**Problem to work on**: Track down each line that has the word "Coprocessor" and copy it.
Start
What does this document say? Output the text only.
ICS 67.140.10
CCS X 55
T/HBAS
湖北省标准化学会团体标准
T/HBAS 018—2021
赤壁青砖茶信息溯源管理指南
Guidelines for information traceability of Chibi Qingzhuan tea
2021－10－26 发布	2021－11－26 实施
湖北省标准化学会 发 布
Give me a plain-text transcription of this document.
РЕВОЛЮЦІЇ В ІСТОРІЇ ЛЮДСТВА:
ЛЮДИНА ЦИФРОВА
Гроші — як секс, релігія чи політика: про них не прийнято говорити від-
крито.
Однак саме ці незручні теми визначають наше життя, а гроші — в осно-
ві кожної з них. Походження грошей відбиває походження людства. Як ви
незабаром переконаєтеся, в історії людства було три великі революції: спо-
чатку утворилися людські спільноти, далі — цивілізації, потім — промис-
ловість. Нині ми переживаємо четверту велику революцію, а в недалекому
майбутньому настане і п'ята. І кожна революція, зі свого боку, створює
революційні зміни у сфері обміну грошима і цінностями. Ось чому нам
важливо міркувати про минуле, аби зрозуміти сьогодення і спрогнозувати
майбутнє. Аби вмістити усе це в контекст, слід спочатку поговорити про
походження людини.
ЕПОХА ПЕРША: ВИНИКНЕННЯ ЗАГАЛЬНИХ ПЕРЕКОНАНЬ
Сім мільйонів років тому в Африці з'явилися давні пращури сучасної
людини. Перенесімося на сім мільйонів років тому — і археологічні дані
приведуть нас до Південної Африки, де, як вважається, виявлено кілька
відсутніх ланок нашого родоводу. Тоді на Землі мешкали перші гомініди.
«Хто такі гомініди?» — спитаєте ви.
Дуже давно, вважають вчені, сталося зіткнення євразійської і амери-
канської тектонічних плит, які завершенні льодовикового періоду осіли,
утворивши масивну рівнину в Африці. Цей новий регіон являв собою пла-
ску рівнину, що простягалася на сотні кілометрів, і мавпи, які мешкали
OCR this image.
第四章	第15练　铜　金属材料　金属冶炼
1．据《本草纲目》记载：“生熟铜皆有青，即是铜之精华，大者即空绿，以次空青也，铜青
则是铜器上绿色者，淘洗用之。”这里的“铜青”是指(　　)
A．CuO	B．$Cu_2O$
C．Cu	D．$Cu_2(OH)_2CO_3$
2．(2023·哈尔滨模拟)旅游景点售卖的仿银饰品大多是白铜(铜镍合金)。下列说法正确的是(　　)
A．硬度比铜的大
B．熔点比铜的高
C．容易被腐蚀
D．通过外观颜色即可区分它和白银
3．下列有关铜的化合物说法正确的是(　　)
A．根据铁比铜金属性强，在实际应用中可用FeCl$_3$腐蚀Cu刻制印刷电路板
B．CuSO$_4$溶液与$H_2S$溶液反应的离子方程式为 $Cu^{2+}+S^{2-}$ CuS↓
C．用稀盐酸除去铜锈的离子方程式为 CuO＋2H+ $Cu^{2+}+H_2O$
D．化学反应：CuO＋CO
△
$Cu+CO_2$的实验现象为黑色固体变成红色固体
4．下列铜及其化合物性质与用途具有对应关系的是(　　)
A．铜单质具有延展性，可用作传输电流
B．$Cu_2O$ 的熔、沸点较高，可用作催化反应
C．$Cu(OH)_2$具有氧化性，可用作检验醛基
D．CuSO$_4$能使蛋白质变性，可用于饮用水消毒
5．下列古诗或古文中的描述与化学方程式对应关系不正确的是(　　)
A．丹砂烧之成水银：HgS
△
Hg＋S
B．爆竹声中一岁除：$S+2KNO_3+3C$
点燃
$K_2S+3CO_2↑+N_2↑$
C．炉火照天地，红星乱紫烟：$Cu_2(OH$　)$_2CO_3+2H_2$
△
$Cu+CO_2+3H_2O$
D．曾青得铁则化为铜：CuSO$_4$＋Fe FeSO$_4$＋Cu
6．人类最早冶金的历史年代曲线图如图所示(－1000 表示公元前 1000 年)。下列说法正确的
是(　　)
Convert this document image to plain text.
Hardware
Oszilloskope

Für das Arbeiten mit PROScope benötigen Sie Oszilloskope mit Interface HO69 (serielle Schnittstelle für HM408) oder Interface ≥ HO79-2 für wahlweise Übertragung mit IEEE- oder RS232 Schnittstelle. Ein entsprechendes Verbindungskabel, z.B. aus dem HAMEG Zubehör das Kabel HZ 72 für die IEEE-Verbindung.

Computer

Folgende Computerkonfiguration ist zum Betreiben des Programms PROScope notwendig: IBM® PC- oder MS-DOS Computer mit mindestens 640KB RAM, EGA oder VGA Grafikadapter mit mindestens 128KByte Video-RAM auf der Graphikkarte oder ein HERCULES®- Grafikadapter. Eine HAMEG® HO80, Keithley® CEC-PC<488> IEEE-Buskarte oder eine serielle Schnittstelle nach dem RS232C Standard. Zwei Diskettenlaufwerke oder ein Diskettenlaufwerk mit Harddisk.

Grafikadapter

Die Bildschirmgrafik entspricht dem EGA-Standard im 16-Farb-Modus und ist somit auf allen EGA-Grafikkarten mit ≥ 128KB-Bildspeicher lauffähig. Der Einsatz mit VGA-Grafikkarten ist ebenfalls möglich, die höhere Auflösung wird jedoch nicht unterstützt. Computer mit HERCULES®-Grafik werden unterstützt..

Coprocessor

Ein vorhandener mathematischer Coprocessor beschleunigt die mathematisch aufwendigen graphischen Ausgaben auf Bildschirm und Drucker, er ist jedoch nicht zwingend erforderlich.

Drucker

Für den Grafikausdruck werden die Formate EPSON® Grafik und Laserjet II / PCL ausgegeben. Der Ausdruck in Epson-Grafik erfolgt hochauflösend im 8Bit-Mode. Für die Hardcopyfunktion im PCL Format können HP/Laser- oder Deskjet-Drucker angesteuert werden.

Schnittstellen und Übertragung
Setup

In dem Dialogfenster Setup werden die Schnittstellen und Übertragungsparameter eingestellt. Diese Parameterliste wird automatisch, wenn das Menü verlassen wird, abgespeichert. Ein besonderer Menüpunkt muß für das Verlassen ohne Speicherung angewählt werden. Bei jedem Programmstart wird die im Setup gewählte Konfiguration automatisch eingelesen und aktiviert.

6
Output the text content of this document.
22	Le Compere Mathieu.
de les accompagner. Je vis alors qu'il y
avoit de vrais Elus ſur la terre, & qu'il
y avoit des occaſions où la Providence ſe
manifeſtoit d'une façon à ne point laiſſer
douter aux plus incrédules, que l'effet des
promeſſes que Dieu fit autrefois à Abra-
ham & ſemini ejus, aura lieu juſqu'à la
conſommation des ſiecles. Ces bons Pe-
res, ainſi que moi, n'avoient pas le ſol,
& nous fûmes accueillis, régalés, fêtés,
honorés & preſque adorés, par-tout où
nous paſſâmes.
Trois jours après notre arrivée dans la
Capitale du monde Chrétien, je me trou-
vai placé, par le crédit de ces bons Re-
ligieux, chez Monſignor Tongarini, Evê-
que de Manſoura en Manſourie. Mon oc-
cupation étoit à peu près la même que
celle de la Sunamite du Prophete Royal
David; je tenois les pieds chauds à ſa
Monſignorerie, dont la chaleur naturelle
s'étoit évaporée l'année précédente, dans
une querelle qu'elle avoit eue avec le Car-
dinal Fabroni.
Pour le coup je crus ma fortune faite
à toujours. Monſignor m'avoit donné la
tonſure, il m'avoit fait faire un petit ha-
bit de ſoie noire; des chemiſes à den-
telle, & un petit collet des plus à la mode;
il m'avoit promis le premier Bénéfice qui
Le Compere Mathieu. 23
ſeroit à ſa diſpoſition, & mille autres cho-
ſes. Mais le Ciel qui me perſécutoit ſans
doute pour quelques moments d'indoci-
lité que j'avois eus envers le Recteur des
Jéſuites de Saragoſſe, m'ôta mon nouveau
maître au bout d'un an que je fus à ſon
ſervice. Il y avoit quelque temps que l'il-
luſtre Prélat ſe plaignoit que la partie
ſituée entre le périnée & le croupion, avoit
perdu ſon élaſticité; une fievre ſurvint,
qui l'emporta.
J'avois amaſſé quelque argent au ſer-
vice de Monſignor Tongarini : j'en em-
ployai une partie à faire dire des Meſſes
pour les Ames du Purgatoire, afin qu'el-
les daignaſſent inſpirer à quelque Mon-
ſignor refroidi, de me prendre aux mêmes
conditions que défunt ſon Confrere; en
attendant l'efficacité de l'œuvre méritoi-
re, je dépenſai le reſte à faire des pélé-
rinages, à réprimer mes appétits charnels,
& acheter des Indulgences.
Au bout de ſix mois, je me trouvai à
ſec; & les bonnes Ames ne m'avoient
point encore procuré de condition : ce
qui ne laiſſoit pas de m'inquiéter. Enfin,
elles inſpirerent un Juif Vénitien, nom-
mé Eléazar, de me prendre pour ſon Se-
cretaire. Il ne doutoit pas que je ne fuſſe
End
**Problem solution**:
Coprocessor
Ein vorhandener mathematischer Coprocessor beschleunigt die mathematisch aufwendigen graphischen Ausgaben auf Bildschirm und Drucker, er ist jedoch nicht zwingend erforderlich.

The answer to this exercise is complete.